§ **Input for this task**:

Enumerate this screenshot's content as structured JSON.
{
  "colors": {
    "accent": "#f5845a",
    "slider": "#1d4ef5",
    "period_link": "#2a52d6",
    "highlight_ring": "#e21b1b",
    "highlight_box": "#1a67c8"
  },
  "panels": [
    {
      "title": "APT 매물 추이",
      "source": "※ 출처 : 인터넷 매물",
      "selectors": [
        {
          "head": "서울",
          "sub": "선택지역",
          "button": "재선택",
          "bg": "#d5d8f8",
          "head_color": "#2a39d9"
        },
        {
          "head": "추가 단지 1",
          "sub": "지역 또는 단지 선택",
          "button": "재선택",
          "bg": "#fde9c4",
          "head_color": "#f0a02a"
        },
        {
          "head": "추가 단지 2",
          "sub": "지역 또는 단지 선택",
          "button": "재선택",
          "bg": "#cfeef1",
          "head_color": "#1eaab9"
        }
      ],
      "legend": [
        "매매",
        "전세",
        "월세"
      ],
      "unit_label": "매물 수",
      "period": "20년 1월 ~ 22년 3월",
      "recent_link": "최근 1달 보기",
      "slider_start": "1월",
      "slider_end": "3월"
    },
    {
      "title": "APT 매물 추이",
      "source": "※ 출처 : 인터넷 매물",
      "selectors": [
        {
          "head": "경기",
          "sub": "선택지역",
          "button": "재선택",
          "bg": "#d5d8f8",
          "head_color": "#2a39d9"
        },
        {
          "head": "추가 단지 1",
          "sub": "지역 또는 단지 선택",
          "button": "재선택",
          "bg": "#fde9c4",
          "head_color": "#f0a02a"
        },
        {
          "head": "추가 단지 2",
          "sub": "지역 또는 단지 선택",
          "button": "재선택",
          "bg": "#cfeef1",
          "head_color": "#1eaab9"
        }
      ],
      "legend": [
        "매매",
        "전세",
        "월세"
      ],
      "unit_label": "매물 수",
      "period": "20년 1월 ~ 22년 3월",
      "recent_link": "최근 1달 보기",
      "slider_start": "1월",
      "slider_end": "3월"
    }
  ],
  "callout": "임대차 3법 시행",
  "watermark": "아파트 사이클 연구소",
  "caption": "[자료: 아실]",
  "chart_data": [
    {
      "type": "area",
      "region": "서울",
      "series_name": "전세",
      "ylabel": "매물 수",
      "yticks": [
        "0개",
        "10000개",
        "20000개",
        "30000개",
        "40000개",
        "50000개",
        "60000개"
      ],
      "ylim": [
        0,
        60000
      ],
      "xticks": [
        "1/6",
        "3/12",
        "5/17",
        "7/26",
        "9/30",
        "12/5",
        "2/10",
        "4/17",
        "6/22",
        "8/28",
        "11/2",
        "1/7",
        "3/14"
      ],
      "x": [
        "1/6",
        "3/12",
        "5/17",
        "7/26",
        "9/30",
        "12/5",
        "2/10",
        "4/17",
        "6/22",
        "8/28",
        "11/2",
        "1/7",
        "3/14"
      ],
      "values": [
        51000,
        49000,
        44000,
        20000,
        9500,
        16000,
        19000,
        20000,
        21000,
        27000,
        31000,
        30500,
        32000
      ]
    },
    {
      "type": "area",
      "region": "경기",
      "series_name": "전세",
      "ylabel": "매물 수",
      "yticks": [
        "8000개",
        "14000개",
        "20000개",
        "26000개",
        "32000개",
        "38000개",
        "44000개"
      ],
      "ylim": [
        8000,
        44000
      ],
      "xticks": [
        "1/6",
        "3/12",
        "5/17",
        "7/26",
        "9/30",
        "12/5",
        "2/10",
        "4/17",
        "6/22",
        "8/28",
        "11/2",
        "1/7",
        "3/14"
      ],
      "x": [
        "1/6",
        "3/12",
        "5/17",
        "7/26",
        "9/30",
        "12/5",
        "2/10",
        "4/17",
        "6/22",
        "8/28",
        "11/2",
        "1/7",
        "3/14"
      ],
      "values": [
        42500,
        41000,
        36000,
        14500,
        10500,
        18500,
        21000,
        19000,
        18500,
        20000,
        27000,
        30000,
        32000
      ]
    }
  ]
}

§ **What you should do**:
Output the records exactly, including every line.

§ **Output of the exercise**:
Enumerate this screenshot's content as structured JSON.
{
  "colors": {
    "accent": "#f5845a",
    "slider": "#1d4ef5",
    "period_link": "#2a52d6",
    "highlight_ring": "#e21b1b",
    "highlight_box": "#1a67c8"
  },
  "panels": [
    {
      "title": "APT 매물 추이",
      "source": "※ 출처 : 인터넷 매물",
      "selectors": [
        {
          "head": "서울",
          "sub": "선택지역",
          "button": "재선택",
          "bg": "#d5d8f8",
          "head_color": "#2a39d9"
        },
        {
          "head": "추가 단지 1",
          "sub": "지역 또는 단지 선택",
          "button": "재선택",
          "bg": "#fde9c4",
          "head_color": "#f0a02a"
        },
        {
          "head": "추가 단지 2",
          "sub": "지역 또는 단지 선택",
          "button": "재선택",
          "bg": "#cfeef1",
          "head_color": "#1eaab9"
        }
      ],
      "legend": [
        "매매",
        "전세",
        "월세"
      ],
      "unit_label": "매물 수",
      "period": "20년 1월 ~ 22년 3월",
      "recent_link": "최근 1달 보기",
      "slider_start": "1월",
      "slider_end": "3월"
    },
    {
      "title": "APT 매물 추이",
      "source": "※ 출처 : 인터넷 매물",
      "selectors": [
        {
          "head": "경기",
          "sub": "선택지역",
          "button": "재선택",
          "bg": "#d5d8f8",
          "head_color": "#2a39d9"
        },
        {
          "head": "추가 단지 1",
          "sub": "지역 또는 단지 선택",
          "button": "재선택",
          "bg": "#fde9c4",
          "head_color": "#f0a02a"
        },
        {
          "head": "추가 단지 2",
          "sub": "지역 또는 단지 선택",
          "button": "재선택",
          "bg": "#cfeef1",
          "head_color": "#1eaab9"
        }
      ],
      "legend": [
        "매매",
        "전세",
        "월세"
      ],
      "unit_label": "매물 수",
      "period": "20년 1월 ~ 22년 3월",
      "recent_link": "최근 1달 보기",
      "slider_start": "1월",
      "slider_end": "3월"
    }
  ],
  "callout": "임대차 3법 시행",
  "watermark": "아파트 사이클 연구소",
  "caption": "[자료: 아실]",
  "chart_data": [
    {
      "type": "area",
      "region": "서울",
      "series_name": "전세",
      "ylabel": "매물 수",
      "yticks": [
        "0개",
        "10000개",
        "20000개",
        "30000개",
        "40000개",
        "50000개",
        "60000개"
      ],
      "ylim": [
        0,
        60000
      ],
      "xticks": [
        "1/6",
        "3/12",
        "5/17",
        "7/26",
        "9/30",
        "12/5",
        "2/10",
        "4/17",
        "6/22",
        "8/28",
        "11/2",
        "1/7",
        "3/14"
      ],
      "x": [
        "1/6",
        "3/12",
        "5/17",
        "7/26",
        "9/30",
        "12/5",
        "2/10",
        "4/17",
        "6/22",
        "8/28",
        "11/2",
        "1/7",
        "3/14"
      ],
      "values": [
        51000,
        49000,
        44000,
        20000,
        9500,
        16000,
        19000,
        20000,
        21000,
        27000,
        31000,
        30500,
        32000
      ]
    },
    {
      "type": "area",
      "region": "경기",
      "series_name": "전세",
      "ylabel": "매물 수",
      "yticks": [
        "8000개",
        "14000개",
        "20000개",
        "26000개",
        "32000개",
        "38000개",
        "44000개"
      ],
      "ylim": [
        8000,
        44000
      ],
      "xticks": [
        "1/6",
        "3/12",
        "5/17",
        "7/26",
        "9/30",
        "12/5",
        "2/10",
        "4/17",
        "6/22",
        "8/28",
        "11/2",
        "1/7",
        "3/14"
      ],
      "x": [
        "1/6",
        "3/12",
        "5/17",
        "7/26",
        "9/30",
        "12/5",
        "2/10",
        "4/17",
        "6/22",
        "8/28",
        "11/2",
        "1/7",
        "3/14"
      ],
      "values": [
        42500,
        41000,
        36000,
        14500,
        10500,
        18500,
        21000,
        19000,
        18500,
        20000,
        27000,
        30000,
        32000
      ]
    }
  ]
}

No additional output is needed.